**Excerpted data:**
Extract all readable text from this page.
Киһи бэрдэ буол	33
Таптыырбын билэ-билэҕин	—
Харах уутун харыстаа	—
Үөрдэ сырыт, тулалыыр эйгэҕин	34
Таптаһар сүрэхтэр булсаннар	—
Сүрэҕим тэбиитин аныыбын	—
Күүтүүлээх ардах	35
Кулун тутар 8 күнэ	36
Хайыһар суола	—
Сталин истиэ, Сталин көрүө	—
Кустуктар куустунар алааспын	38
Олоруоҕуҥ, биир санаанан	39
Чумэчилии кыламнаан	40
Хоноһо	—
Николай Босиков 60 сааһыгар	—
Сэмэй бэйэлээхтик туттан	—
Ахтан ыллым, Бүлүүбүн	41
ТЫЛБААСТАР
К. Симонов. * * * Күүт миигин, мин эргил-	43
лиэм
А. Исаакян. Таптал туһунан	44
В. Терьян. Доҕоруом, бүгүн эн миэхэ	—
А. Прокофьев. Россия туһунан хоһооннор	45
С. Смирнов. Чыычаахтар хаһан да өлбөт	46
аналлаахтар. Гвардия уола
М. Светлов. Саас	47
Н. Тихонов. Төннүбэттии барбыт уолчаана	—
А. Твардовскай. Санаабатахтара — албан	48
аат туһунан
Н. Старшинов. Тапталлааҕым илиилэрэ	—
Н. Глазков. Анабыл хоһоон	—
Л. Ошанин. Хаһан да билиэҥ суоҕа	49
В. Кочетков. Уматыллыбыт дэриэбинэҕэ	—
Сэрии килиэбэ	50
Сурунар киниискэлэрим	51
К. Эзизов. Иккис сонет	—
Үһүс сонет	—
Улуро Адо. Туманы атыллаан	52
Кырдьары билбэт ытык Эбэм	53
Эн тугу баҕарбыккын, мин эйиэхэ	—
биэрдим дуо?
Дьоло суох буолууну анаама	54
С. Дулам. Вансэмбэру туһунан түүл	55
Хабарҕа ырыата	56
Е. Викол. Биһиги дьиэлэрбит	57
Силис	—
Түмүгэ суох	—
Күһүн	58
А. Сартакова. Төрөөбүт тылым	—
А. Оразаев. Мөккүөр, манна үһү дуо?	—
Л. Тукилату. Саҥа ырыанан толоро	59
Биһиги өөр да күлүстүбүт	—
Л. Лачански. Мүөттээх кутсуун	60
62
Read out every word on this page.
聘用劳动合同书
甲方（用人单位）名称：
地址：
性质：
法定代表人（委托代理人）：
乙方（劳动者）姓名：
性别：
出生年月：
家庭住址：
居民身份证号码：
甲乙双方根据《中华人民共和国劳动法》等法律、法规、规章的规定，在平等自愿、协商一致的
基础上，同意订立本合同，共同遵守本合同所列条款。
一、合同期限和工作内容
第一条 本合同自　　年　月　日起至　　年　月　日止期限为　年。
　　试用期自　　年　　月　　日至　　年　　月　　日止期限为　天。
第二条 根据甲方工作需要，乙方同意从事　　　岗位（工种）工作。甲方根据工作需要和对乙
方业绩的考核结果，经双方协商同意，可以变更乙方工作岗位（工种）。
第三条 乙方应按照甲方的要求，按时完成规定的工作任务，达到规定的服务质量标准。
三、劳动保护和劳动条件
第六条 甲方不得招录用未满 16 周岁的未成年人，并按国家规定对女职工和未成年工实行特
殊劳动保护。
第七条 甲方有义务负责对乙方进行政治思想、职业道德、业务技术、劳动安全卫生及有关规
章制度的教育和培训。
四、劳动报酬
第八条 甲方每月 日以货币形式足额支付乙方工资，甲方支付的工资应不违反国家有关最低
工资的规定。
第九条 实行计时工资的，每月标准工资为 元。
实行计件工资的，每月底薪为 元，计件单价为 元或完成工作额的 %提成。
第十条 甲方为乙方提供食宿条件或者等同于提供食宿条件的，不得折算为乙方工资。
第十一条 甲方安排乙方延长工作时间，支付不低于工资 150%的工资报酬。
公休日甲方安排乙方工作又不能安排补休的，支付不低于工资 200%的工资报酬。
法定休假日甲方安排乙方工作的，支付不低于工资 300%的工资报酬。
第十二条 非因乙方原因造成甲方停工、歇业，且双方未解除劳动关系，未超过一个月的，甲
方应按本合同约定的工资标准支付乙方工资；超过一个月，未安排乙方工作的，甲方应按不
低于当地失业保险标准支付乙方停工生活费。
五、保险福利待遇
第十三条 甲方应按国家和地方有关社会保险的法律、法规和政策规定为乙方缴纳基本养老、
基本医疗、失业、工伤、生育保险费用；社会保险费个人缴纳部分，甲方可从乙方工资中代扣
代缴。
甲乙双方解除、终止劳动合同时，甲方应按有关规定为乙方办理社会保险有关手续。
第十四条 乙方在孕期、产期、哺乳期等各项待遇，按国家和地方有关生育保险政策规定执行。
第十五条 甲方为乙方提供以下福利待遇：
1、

**What this task involves:** Exactly reproduce the lines beginning with the one that contains "Read out every word on this page." and ending with the last line of the material, both included. Leave out everything else.

**Worked answer:**
Read out every word on this page.
聘用劳动合同书
甲方（用人单位）名称：
地址：
性质：
法定代表人（委托代理人）：
乙方（劳动者）姓名：
性别：
出生年月：
家庭住址：
居民身份证号码：
甲乙双方根据《中华人民共和国劳动法》等法律、法规、规章的规定，在平等自愿、协商一致的
基础上，同意订立本合同，共同遵守本合同所列条款。
一、合同期限和工作内容
第一条 本合同自　　年　月　日起至　　年　月　日止期限为　年。
　　试用期自　　年　　月　　日至　　年　　月　　日止期限为　天。
第二条 根据甲方工作需要，乙方同意从事　　　岗位（工种）工作。甲方根据工作需要和对乙
方业绩的考核结果，经双方协商同意，可以变更乙方工作岗位（工种）。
第三条 乙方应按照甲方的要求，按时完成规定的工作任务，达到规定的服务质量标准。
三、劳动保护和劳动条件
第六条 甲方不得招录用未满 16 周岁的未成年人，并按国家规定对女职工和未成年工实行特
殊劳动保护。
第七条 甲方有义务负责对乙方进行政治思想、职业道德、业务技术、劳动安全卫生及有关规
章制度的教育和培训。
四、劳动报酬
第八条 甲方每月 日以货币形式足额支付乙方工资，甲方支付的工资应不违反国家有关最低
工资的规定。
第九条 实行计时工资的，每月标准工资为 元。
实行计件工资的，每月底薪为 元，计件单价为 元或完成工作额的 %提成。
第十条 甲方为乙方提供食宿条件或者等同于提供食宿条件的，不得折算为乙方工资。
第十一条 甲方安排乙方延长工作时间，支付不低于工资 150%的工资报酬。
公休日甲方安排乙方工作又不能安排补休的，支付不低于工资 200%的工资报酬。
法定休假日甲方安排乙方工作的，支付不低于工资 300%的工资报酬。
第十二条 非因乙方原因造成甲方停工、歇业，且双方未解除劳动关系，未超过一个月的，甲
方应按本合同约定的工资标准支付乙方工资；超过一个月，未安排乙方工作的，甲方应按不
低于当地失业保险标准支付乙方停工生活费。
五、保险福利待遇
第十三条 甲方应按国家和地方有关社会保险的法律、法规和政策规定为乙方缴纳基本养老、
基本医疗、失业、工伤、生育保险费用；社会保险费个人缴纳部分，甲方可从乙方工资中代扣
代缴。
甲乙双方解除、终止劳动合同时，甲方应按有关规定为乙方办理社会保险有关手续。
第十四条 乙方在孕期、产期、哺乳期等各项待遇，按国家和地方有关生育保险政策规定执行。
第十五条 甲方为乙方提供以下福利待遇：
1、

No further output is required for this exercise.